_PASSAGE_.
In a noteworthy advancement in biochemistry, BTI and Cornell University scientists have unveiled fresh insights into acylspermidines, a family of metabolites. These findings could reshape our understanding of aging and contribute to the fight against diseases.

The study reveals an unexpected link between spermidine, a well-known compound present in all living cells, and sirtuins—an enzyme family that regulates numerous life-essential functions.

Lead author Frank Schroeder, a professor at BTI, said, “We were excited to uncover this unexpected branch of cellular metabolism related to sirtuins. Discovering these previously uncharacterized spermidine derivatives provides insight into the inner workings of this critical pathway and brings us a step closer to understanding the physiological functions of mitochondrial sirtuins.”

The scientists employed a comprehensive and unbiased approach known as comparative metabolomics—a methodology developed by the Schroeder lab over the past decade. This approach aimed to screen for metabolic changes dependent on sirtuins. The study brought to light a new family of metabolites named acylspermidines, originating from modifications of various proteins, many of which are vital for growth and cell survival.

Upon discovering sirtuin-linked acylspermidines in the simple organism C. elegans, the scientists extended their findings to show that these compounds are also present in mammals, including humans. Finally, the research team demonstrated the direct influence of these metabolites on the lifespan of C. elegans and the proliferation of cells in mammals.

_LISTED RECORDS_.
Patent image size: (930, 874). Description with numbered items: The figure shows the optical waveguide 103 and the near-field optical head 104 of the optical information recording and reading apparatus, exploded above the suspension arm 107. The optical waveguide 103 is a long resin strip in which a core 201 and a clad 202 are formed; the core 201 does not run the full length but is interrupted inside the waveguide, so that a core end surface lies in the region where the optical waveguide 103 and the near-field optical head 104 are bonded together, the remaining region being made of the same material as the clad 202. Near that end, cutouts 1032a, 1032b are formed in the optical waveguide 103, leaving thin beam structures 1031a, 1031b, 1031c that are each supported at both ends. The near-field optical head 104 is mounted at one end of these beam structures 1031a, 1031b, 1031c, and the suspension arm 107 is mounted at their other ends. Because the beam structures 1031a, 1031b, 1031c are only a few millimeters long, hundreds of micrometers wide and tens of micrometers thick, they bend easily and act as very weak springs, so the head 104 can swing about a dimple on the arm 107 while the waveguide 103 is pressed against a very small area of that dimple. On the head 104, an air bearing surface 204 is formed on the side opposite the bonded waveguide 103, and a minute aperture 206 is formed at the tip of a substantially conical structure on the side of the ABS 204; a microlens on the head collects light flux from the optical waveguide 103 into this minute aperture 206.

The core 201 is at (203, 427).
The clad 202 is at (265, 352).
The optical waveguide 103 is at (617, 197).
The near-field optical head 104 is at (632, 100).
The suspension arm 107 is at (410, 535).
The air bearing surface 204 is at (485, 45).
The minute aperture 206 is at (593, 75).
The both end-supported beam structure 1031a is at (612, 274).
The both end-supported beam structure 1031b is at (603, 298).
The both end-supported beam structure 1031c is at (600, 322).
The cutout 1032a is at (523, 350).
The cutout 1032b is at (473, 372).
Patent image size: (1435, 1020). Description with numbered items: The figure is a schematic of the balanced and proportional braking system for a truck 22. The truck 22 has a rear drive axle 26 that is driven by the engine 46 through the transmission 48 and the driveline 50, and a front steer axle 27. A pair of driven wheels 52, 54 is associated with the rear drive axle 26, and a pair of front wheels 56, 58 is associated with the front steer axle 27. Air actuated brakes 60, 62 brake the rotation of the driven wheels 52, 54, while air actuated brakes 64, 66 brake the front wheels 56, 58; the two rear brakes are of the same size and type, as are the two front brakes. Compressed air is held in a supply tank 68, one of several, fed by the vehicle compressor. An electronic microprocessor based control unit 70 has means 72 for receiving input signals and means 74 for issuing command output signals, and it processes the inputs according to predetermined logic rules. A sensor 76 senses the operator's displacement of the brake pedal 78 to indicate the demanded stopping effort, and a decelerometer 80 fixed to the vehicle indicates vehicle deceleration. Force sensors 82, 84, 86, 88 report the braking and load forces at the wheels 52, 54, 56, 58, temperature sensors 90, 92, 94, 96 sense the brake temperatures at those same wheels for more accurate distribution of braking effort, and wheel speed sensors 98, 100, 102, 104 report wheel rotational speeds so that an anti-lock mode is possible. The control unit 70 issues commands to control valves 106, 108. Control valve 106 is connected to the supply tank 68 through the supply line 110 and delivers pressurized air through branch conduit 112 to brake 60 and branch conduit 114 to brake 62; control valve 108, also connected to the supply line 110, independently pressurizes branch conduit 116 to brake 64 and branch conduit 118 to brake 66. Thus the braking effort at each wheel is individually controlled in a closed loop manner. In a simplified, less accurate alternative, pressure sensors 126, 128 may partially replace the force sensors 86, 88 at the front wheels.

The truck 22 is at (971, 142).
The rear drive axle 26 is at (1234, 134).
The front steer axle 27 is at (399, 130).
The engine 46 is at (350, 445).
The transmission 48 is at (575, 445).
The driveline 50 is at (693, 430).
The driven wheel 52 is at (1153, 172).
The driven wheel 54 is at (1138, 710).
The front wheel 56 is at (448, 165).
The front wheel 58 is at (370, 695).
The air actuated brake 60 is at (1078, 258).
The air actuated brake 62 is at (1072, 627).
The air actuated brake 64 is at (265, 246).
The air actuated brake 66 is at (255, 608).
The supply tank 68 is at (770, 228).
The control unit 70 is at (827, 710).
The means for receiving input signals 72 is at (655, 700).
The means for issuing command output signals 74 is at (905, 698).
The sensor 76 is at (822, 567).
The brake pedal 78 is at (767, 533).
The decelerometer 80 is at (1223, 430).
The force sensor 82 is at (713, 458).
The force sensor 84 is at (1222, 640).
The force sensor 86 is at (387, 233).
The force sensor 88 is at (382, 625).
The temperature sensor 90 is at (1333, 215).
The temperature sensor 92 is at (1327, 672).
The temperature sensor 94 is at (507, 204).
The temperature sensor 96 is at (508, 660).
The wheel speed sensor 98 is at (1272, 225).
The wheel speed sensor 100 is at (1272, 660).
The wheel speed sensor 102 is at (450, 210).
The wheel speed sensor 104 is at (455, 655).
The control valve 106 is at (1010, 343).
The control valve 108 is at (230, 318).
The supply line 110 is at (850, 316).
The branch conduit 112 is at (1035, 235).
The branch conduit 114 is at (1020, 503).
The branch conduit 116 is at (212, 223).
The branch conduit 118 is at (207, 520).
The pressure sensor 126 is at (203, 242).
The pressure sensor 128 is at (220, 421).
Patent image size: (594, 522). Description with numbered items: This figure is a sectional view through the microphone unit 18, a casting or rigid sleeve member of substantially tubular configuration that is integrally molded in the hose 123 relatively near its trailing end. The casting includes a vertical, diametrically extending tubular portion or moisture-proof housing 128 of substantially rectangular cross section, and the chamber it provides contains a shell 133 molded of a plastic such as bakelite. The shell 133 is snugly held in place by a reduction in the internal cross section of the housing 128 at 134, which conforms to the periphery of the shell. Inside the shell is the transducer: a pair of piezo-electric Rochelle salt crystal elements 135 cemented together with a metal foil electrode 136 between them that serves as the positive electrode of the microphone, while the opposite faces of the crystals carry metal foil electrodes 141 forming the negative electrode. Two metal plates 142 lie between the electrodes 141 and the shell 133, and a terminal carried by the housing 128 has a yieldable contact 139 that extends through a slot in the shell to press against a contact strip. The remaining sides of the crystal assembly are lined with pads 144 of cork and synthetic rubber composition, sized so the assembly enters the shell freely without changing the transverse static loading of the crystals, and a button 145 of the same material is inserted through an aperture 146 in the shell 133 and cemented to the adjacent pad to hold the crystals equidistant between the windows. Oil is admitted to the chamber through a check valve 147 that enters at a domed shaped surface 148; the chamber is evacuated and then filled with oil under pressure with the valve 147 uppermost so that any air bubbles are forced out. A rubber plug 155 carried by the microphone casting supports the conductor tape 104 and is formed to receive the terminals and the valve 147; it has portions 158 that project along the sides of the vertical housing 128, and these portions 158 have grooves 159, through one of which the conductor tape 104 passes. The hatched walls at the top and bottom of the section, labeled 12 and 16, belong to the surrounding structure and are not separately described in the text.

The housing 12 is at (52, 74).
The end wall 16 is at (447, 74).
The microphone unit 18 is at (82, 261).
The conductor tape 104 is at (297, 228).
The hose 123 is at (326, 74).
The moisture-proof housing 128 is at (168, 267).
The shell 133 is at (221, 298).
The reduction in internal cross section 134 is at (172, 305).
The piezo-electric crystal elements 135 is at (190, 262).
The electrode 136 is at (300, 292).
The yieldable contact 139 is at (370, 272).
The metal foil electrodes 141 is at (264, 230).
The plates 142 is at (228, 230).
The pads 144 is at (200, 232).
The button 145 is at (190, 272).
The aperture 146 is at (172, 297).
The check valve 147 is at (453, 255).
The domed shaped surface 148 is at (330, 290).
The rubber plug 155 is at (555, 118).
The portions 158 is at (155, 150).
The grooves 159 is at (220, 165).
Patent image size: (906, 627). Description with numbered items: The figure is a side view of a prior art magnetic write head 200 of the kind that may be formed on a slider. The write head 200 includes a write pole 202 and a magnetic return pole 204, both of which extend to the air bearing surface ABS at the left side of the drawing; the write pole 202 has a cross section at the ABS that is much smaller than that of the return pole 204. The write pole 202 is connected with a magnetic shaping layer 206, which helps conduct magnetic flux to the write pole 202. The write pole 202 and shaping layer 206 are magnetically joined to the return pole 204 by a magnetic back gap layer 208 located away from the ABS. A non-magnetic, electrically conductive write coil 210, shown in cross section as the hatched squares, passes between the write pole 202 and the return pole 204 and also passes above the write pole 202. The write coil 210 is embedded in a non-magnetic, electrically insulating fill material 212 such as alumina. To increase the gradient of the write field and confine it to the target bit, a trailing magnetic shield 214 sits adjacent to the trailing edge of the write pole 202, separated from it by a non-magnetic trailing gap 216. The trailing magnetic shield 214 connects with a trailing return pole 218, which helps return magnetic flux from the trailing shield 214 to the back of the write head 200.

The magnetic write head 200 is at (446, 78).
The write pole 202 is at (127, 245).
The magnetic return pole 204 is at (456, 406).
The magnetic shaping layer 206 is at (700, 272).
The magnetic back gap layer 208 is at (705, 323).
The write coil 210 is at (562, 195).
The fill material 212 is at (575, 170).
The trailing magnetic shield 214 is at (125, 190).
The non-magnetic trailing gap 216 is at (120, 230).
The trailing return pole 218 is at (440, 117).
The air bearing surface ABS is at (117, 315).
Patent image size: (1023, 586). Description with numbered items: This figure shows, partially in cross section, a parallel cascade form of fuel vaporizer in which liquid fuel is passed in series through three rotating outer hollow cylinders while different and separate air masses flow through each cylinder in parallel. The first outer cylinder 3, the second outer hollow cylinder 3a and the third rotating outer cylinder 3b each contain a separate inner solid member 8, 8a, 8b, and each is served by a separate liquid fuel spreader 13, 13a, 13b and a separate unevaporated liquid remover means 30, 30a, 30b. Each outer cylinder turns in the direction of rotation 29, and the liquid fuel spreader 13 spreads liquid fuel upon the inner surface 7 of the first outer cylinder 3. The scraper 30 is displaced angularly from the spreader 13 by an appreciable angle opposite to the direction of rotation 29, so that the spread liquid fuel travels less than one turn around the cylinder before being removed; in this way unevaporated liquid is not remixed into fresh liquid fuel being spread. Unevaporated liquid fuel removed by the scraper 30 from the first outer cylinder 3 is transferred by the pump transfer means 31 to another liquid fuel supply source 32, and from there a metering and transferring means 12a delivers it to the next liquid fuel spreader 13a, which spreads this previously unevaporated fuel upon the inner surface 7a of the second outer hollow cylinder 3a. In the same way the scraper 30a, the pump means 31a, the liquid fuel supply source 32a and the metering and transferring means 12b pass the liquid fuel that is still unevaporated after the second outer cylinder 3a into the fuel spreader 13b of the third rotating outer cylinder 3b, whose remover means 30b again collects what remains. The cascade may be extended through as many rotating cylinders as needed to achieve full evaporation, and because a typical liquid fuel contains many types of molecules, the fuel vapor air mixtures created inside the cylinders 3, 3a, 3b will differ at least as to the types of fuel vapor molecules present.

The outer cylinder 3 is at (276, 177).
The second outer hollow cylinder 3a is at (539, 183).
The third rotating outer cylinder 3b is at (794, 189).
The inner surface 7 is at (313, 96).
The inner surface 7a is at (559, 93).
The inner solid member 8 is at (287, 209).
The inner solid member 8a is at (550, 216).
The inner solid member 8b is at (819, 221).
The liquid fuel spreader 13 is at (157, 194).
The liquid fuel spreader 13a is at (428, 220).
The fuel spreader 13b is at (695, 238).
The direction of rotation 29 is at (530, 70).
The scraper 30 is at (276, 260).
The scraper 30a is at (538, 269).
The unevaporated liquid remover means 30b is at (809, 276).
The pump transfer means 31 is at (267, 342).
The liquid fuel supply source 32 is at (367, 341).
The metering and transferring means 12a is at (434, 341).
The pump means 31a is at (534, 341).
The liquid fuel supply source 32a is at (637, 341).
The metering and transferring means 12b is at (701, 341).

_SET OF TASKS_.
**a)** Rewrite the acylspermidine article starting with "In a noteworthy" and going on through "numerous life-essential functions.", changing "metabolites" to "compounds".
**b)** Using the acylspermidine article, answer these:
(i) At which institution is Frank Schroeder a professor?
(ii) What is the name of the approach the scientists used to screen for metabolic changes dependent on sirtuins?
(iii) In which organism were sirtuin-linked acylspermidines first discovered?
**c)** Write the next part of the article on acylspermidines and sirtuins, picking up after its final sentence.

_OUTPUTS BY TASK_.
**a)**
In a noteworthy advancement in biochemistry, BTI and Cornell University scientists have unveiled fresh insights into acylspermidines, a family of compounds. These findings could reshape our understanding of aging and contribute to the fight against diseases.

The study reveals an unexpected link between spermidine, a well-known compound present in all living cells, and sirtuins—an enzyme family that regulates numerous life-essential functions.

**b)**
(i) BTI
(ii) Comparative metabolomics
(iii) C. elegans

**c)**
Bingsen Zhang, a graduate student in the Schroeder lab and first author of the study, said, “Important physiological functions are reflected in many molecular fingerprints, including tens of thousands of small molecule metabolites that remain to be discovered. This work is a step towards uncovering the biological roles and functions of the vast space of chemical dark matter in our bodies.”

Subsequent research endeavors will delve into the mechanisms and pharmacological implications of these findings, specifically focusing on how acylspermidines influence lifespan, cell growth, and their potential interactions with other metabolic pathways.

Zhang said, “Nearly 350 years after spermidine was isolated and 100 years after its structure was understood, our work further advances the collective knowledge of the spermidine family, connecting it to other vital biochemical processes, including central energy metabolism and amino acid metabolism.”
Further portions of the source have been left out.